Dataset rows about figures
+ + + + + + +

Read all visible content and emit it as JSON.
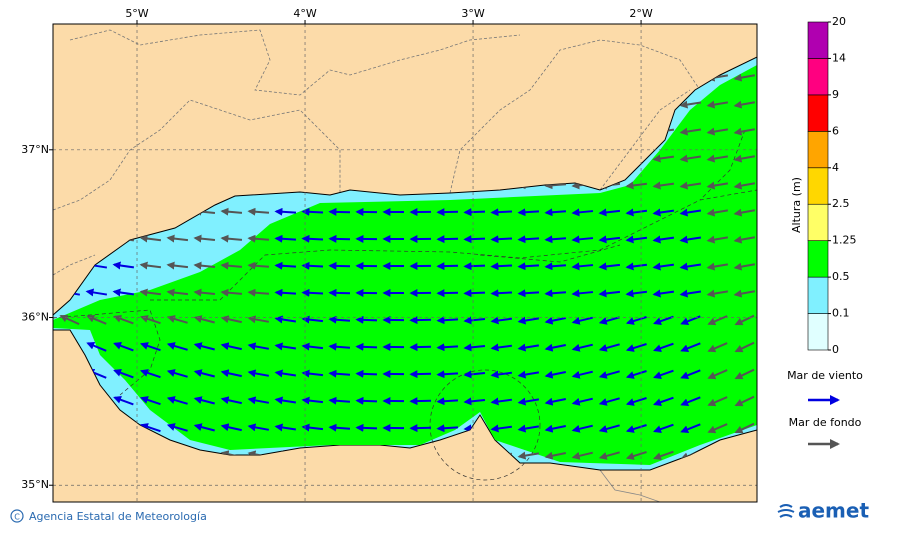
{
  "map": {
    "xlim": [
      -5.5,
      -1.31
    ],
    "ylim": [
      34.9,
      37.75
    ],
    "lon_ticks": [
      {
        "value": -5,
        "label": "5°W"
      },
      {
        "value": -4,
        "label": "4°W"
      },
      {
        "value": -3,
        "label": "3°W"
      },
      {
        "value": -2,
        "label": "2°W"
      }
    ],
    "lat_ticks": [
      {
        "value": 37,
        "label": "37°N"
      },
      {
        "value": 36,
        "label": "36°N"
      },
      {
        "value": 35,
        "label": "35°N"
      }
    ]
  },
  "colorbar": {
    "title": "Altura (m)",
    "levels": [
      0,
      0.1,
      0.5,
      1.25,
      2.5,
      4,
      6,
      9,
      14,
      20
    ],
    "colors": [
      "#e0ffff",
      "#80f0ff",
      "#00ff00",
      "#ffff66",
      "#ffd700",
      "#ffa500",
      "#ff0000",
      "#ff0080",
      "#b000b0"
    ]
  },
  "legend": [
    {
      "label": "Mar de viento",
      "color": "#0000e0"
    },
    {
      "label": "Mar de fondo",
      "color": "#555555"
    }
  ],
  "footer": {
    "credit": "Agencia Estatal de Meteorología",
    "logo": "aemet"
  }
}
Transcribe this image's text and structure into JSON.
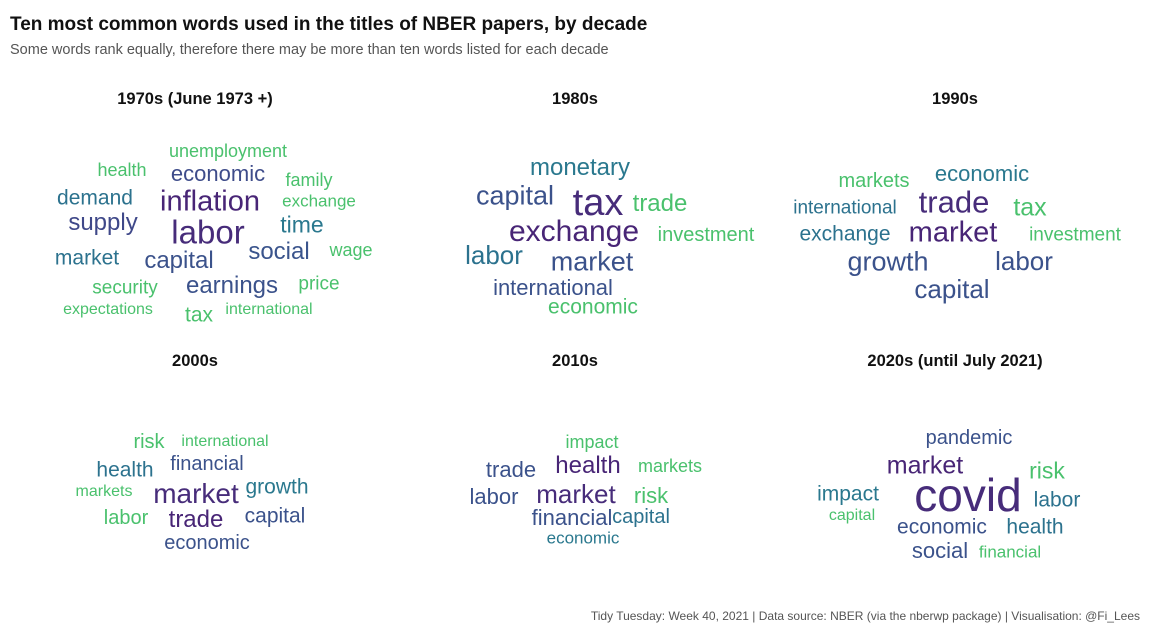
{
  "header": {
    "title": "Ten most common words used in the titles of NBER papers, by decade",
    "subtitle": "Some words rank equally, therefore there may be more than ten words listed for each decade"
  },
  "caption": "Tidy Tuesday: Week 40, 2021 | Data source: NBER (via the nberwp package) | Visualisation: @Fi_Lees",
  "chart_data": [
    {
      "type": "wordcloud",
      "title": "1970s (June 1973 +)",
      "words": [
        {
          "text": "labor",
          "rank": 1,
          "color": "#472c7a"
        },
        {
          "text": "inflation",
          "rank": 2,
          "color": "#482576"
        },
        {
          "text": "supply",
          "rank": 3,
          "color": "#3f4889"
        },
        {
          "text": "social",
          "rank": 3,
          "color": "#3a548c"
        },
        {
          "text": "capital",
          "rank": 3,
          "color": "#3b528b"
        },
        {
          "text": "time",
          "rank": 4,
          "color": "#2a788e"
        },
        {
          "text": "earnings",
          "rank": 4,
          "color": "#3b528b"
        },
        {
          "text": "economic",
          "rank": 5,
          "color": "#3e4c8a"
        },
        {
          "text": "demand",
          "rank": 5,
          "color": "#2c728e"
        },
        {
          "text": "market",
          "rank": 5,
          "color": "#2c728e"
        },
        {
          "text": "unemployment",
          "rank": 6,
          "color": "#4ac16d"
        },
        {
          "text": "health",
          "rank": 6,
          "color": "#4ac16d"
        },
        {
          "text": "family",
          "rank": 6,
          "color": "#4ac16d"
        },
        {
          "text": "exchange",
          "rank": 6,
          "color": "#4ac16d"
        },
        {
          "text": "wage",
          "rank": 6,
          "color": "#4ac16d"
        },
        {
          "text": "security",
          "rank": 6,
          "color": "#4ac16d"
        },
        {
          "text": "price",
          "rank": 6,
          "color": "#4ac16d"
        },
        {
          "text": "expectations",
          "rank": 7,
          "color": "#4ac16d"
        },
        {
          "text": "tax",
          "rank": 6,
          "color": "#4ac16d"
        },
        {
          "text": "international",
          "rank": 7,
          "color": "#4ac16d"
        }
      ]
    },
    {
      "type": "wordcloud",
      "title": "1980s",
      "words": [
        {
          "text": "tax",
          "rank": 1,
          "color": "#472c7a"
        },
        {
          "text": "exchange",
          "rank": 2,
          "color": "#482576"
        },
        {
          "text": "capital",
          "rank": 3,
          "color": "#3b528b"
        },
        {
          "text": "market",
          "rank": 3,
          "color": "#3b528b"
        },
        {
          "text": "monetary",
          "rank": 4,
          "color": "#2a788e"
        },
        {
          "text": "labor",
          "rank": 4,
          "color": "#2c728e"
        },
        {
          "text": "trade",
          "rank": 5,
          "color": "#4ac16d"
        },
        {
          "text": "international",
          "rank": 5,
          "color": "#3b528b"
        },
        {
          "text": "investment",
          "rank": 6,
          "color": "#4ac16d"
        },
        {
          "text": "economic",
          "rank": 6,
          "color": "#4ac16d"
        }
      ]
    },
    {
      "type": "wordcloud",
      "title": "1990s",
      "words": [
        {
          "text": "trade",
          "rank": 1,
          "color": "#472c7a"
        },
        {
          "text": "market",
          "rank": 1,
          "color": "#482576"
        },
        {
          "text": "growth",
          "rank": 2,
          "color": "#3b528b"
        },
        {
          "text": "labor",
          "rank": 2,
          "color": "#3b528b"
        },
        {
          "text": "capital",
          "rank": 3,
          "color": "#3b528b"
        },
        {
          "text": "tax",
          "rank": 4,
          "color": "#4ac16d"
        },
        {
          "text": "economic",
          "rank": 4,
          "color": "#2a788e"
        },
        {
          "text": "exchange",
          "rank": 4,
          "color": "#2c728e"
        },
        {
          "text": "international",
          "rank": 4,
          "color": "#2c728e"
        },
        {
          "text": "markets",
          "rank": 5,
          "color": "#4ac16d"
        },
        {
          "text": "investment",
          "rank": 5,
          "color": "#4ac16d"
        }
      ]
    },
    {
      "type": "wordcloud",
      "title": "2000s",
      "words": [
        {
          "text": "market",
          "rank": 1,
          "color": "#472c7a"
        },
        {
          "text": "trade",
          "rank": 2,
          "color": "#482576"
        },
        {
          "text": "health",
          "rank": 3,
          "color": "#2c728e"
        },
        {
          "text": "financial",
          "rank": 3,
          "color": "#3b528b"
        },
        {
          "text": "capital",
          "rank": 3,
          "color": "#3b528b"
        },
        {
          "text": "risk",
          "rank": 3,
          "color": "#4ac16d"
        },
        {
          "text": "growth",
          "rank": 3,
          "color": "#2a788e"
        },
        {
          "text": "labor",
          "rank": 3,
          "color": "#4ac16d"
        },
        {
          "text": "economic",
          "rank": 4,
          "color": "#3b528b"
        },
        {
          "text": "international",
          "rank": 5,
          "color": "#4ac16d"
        },
        {
          "text": "markets",
          "rank": 5,
          "color": "#4ac16d"
        }
      ]
    },
    {
      "type": "wordcloud",
      "title": "2010s",
      "words": [
        {
          "text": "market",
          "rank": 1,
          "color": "#472c7a"
        },
        {
          "text": "health",
          "rank": 1,
          "color": "#482576"
        },
        {
          "text": "trade",
          "rank": 2,
          "color": "#3b528b"
        },
        {
          "text": "labor",
          "rank": 2,
          "color": "#3b528b"
        },
        {
          "text": "financial",
          "rank": 2,
          "color": "#3b528b"
        },
        {
          "text": "risk",
          "rank": 2,
          "color": "#4ac16d"
        },
        {
          "text": "capital",
          "rank": 3,
          "color": "#2c728e"
        },
        {
          "text": "impact",
          "rank": 4,
          "color": "#4ac16d"
        },
        {
          "text": "markets",
          "rank": 4,
          "color": "#4ac16d"
        },
        {
          "text": "economic",
          "rank": 4,
          "color": "#2a788e"
        }
      ]
    },
    {
      "type": "wordcloud",
      "title": "2020s (until July 2021)",
      "words": [
        {
          "text": "covid",
          "rank": 1,
          "color": "#472c7a"
        },
        {
          "text": "market",
          "rank": 2,
          "color": "#482576"
        },
        {
          "text": "risk",
          "rank": 3,
          "color": "#4ac16d"
        },
        {
          "text": "pandemic",
          "rank": 3,
          "color": "#3b528b"
        },
        {
          "text": "impact",
          "rank": 3,
          "color": "#2a788e"
        },
        {
          "text": "labor",
          "rank": 3,
          "color": "#2c728e"
        },
        {
          "text": "economic",
          "rank": 3,
          "color": "#3b528b"
        },
        {
          "text": "health",
          "rank": 3,
          "color": "#2c728e"
        },
        {
          "text": "social",
          "rank": 3,
          "color": "#3b528b"
        },
        {
          "text": "capital",
          "rank": 4,
          "color": "#4ac16d"
        },
        {
          "text": "financial",
          "rank": 4,
          "color": "#4ac16d"
        }
      ]
    }
  ]
}
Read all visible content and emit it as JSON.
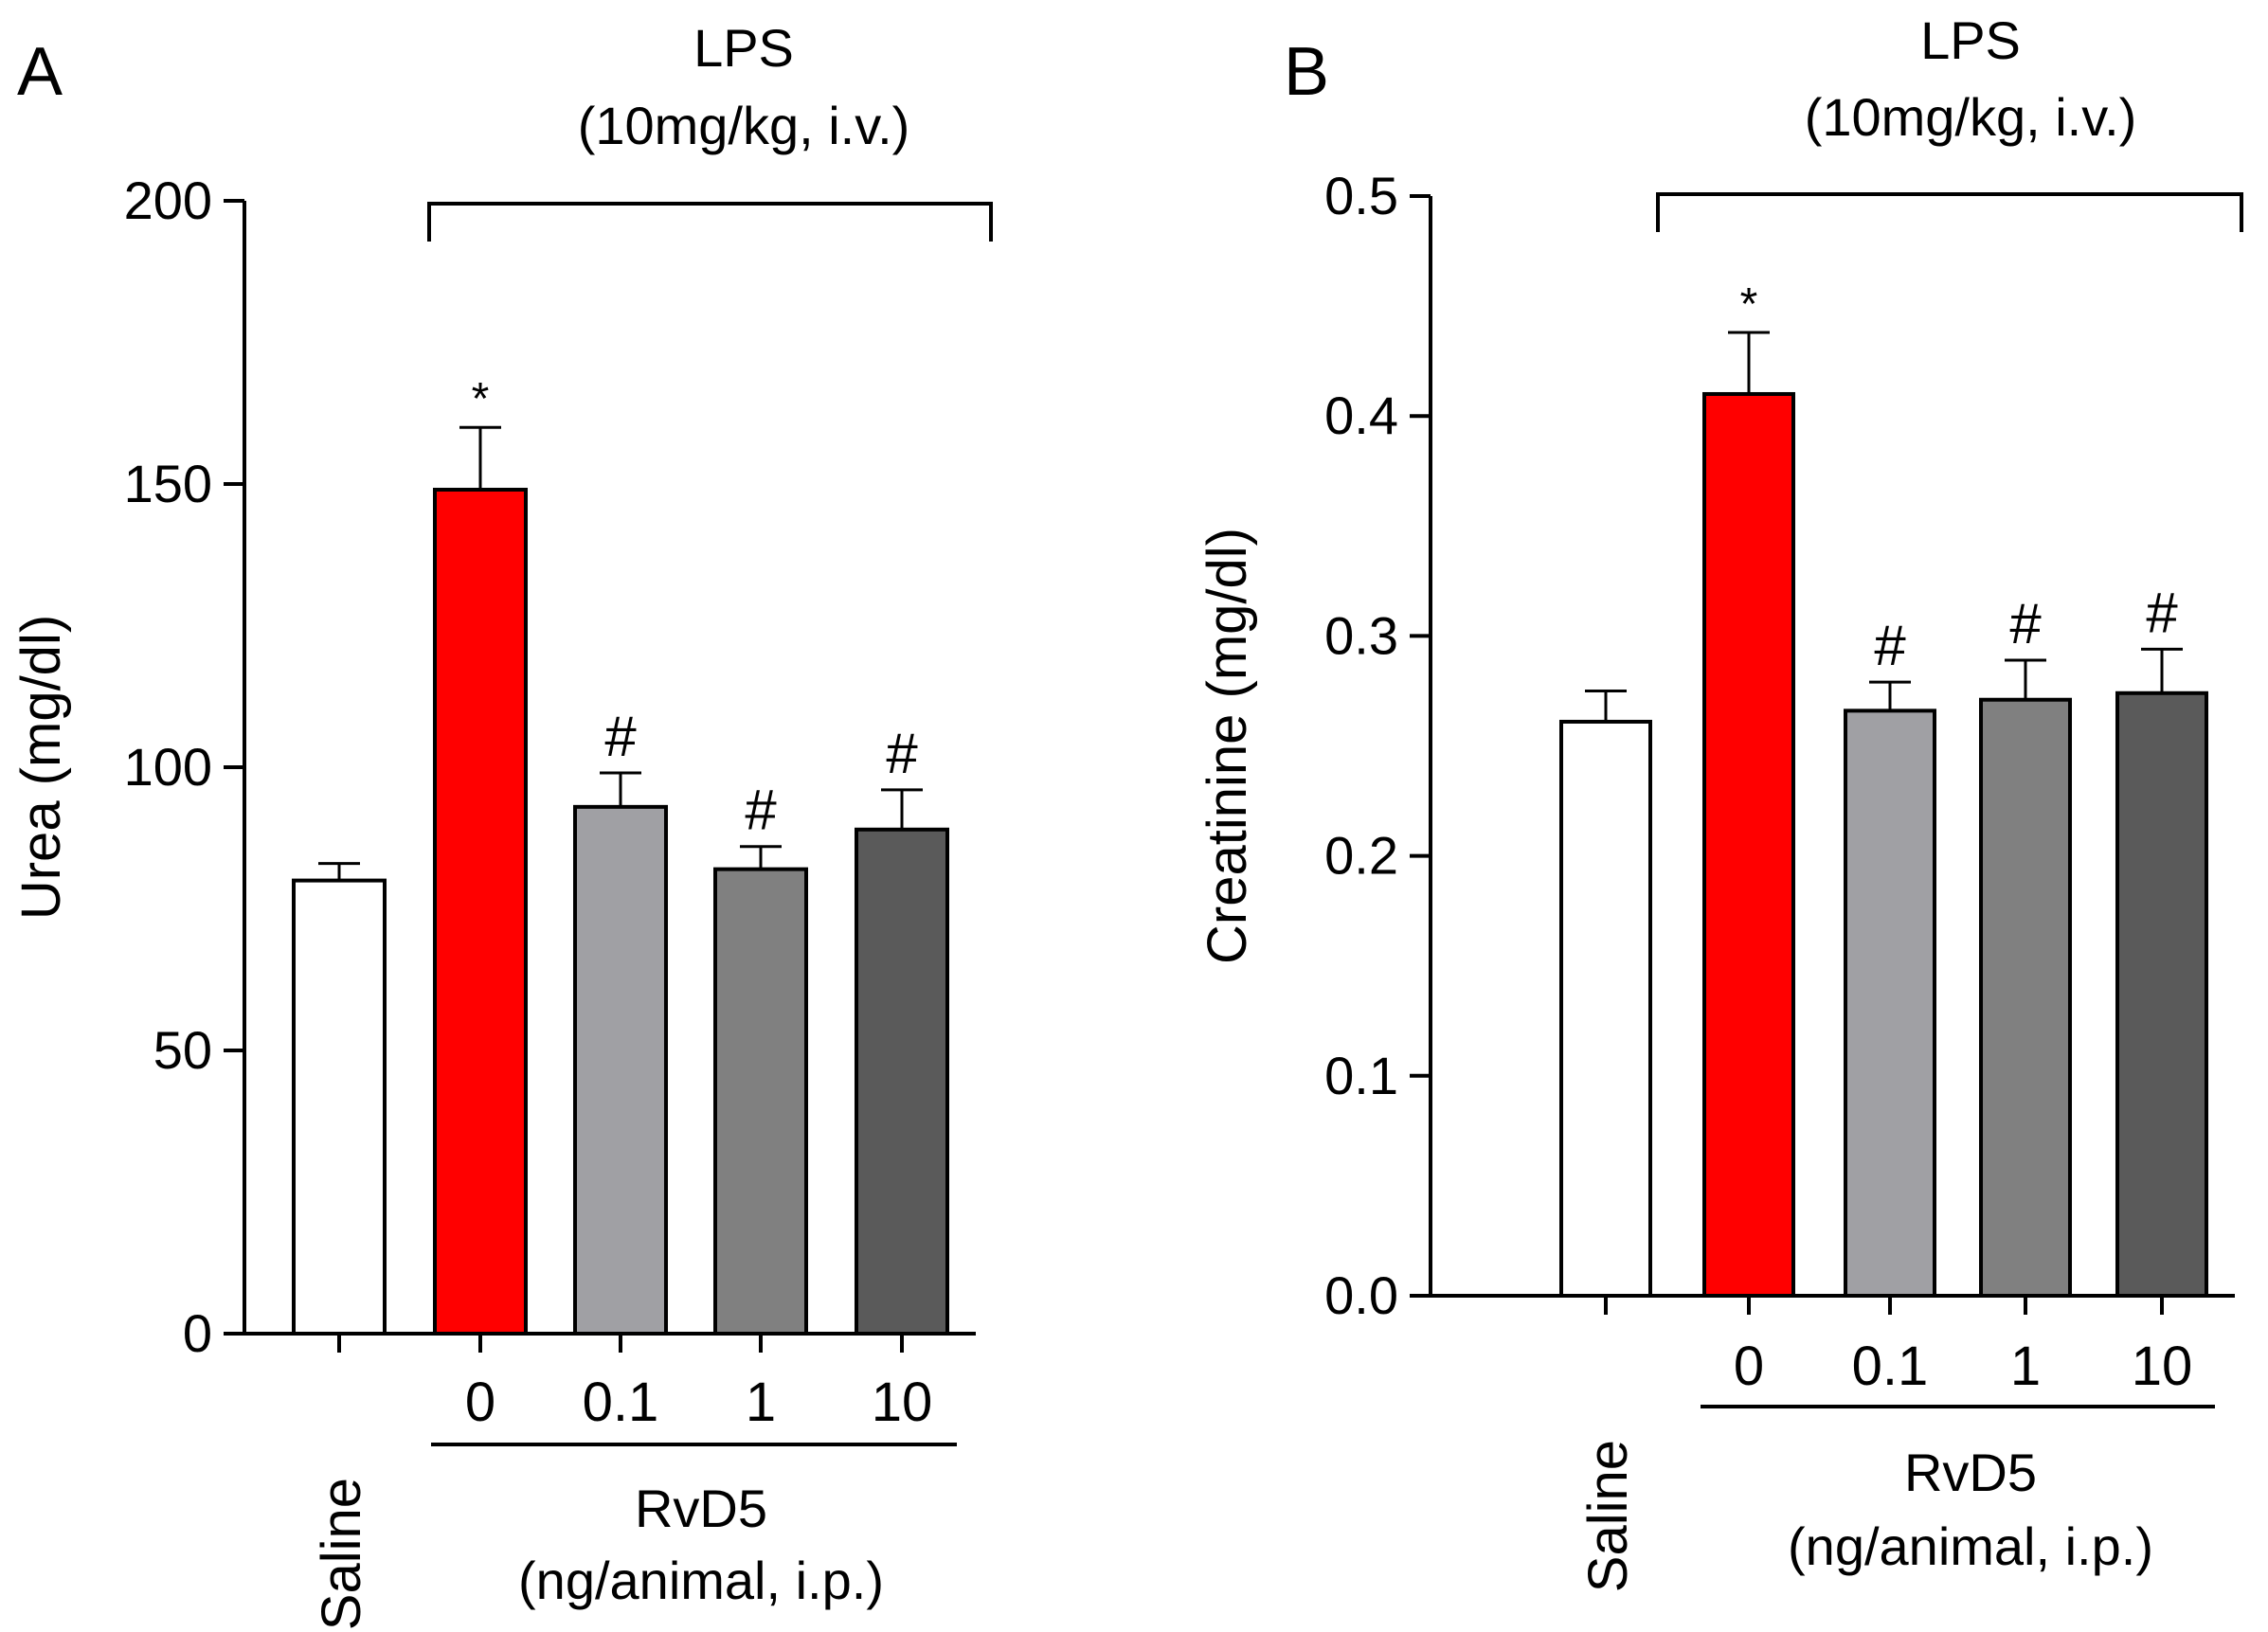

+ + + + + + +

Report how many lines in the records hold the word "NBER", giving the number and nothing else.

COMPLETE RESPONSE: 2